• [EXERCISE AIM] Read through the entries below and return each line with the word "здоровья".

[start of MATERIAL FOR THIS TASK]

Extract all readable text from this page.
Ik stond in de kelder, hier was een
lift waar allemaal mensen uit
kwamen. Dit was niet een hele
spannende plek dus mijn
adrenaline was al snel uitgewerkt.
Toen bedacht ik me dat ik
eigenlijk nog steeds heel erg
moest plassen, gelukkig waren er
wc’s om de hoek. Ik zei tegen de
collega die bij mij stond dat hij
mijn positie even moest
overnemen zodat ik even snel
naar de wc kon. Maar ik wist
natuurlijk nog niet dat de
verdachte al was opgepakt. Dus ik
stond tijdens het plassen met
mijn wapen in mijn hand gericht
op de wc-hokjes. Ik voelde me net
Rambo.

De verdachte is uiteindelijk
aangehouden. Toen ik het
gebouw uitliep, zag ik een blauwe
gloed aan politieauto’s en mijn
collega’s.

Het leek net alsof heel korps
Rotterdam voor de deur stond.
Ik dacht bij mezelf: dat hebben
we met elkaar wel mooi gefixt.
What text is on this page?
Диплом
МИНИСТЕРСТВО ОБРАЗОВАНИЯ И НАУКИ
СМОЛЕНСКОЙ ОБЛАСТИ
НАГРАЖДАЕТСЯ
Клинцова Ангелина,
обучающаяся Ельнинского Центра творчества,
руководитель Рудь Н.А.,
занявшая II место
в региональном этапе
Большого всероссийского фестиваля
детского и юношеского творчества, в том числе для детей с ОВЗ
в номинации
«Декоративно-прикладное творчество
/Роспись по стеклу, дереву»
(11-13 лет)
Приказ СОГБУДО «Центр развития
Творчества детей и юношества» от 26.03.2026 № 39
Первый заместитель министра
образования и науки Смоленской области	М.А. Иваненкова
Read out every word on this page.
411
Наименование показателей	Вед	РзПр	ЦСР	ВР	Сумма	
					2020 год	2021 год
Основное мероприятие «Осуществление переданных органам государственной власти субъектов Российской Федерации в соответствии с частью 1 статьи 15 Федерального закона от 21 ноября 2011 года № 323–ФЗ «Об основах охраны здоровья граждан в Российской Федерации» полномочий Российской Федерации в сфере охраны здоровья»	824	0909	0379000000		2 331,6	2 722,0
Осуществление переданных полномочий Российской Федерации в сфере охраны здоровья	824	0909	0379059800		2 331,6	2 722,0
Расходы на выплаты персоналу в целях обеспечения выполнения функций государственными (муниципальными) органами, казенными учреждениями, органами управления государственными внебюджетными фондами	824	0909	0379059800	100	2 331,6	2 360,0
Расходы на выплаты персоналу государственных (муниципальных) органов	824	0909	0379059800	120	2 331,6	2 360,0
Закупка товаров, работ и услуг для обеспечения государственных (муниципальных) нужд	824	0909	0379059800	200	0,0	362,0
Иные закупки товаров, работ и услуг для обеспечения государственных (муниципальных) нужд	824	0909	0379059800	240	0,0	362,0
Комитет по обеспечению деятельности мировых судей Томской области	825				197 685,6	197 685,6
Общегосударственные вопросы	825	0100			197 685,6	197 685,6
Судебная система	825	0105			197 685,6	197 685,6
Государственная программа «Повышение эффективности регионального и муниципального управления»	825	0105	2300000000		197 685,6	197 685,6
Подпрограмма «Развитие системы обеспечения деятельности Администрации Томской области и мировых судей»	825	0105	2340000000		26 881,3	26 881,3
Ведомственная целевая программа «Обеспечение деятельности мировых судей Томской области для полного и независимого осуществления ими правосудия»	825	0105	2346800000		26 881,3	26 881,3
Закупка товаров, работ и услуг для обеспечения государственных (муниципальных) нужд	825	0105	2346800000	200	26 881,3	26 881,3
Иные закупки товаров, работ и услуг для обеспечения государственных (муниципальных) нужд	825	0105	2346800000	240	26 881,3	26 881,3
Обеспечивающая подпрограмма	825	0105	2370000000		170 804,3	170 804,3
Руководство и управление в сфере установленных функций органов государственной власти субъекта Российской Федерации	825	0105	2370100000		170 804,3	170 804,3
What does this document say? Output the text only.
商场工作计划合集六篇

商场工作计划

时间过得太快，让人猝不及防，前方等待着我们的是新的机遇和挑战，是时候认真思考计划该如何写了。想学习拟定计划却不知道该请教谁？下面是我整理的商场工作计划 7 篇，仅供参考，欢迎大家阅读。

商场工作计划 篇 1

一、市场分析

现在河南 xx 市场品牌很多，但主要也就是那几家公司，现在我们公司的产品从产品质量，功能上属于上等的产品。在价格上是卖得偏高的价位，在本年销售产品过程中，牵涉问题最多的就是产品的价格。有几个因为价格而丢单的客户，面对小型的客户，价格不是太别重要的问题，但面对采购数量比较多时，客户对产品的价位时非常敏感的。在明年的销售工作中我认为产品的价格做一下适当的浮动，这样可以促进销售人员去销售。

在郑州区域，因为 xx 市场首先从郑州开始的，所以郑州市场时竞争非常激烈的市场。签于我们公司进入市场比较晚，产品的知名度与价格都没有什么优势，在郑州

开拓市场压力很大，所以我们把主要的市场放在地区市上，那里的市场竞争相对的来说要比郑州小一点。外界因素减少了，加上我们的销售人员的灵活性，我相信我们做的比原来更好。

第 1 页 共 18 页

[end of MATERIAL FOR THIS TASK]

• [CORRECT ANSWER]
Основное мероприятие «Осуществление переданных органам государственной власти субъектов Российской Федерации в соответствии с частью 1 статьи 15 Федерального закона от 21 ноября 2011 года № 323–ФЗ «Об основах охраны здоровья граждан в Российской Федерации» полномочий Российской Федерации в сфере охраны здоровья»	824	0909	0379000000		2 331,6	2 722,0
Осуществление переданных полномочий Российской Федерации в сфере охраны здоровья	824	0909	0379059800		2 331,6	2 722,0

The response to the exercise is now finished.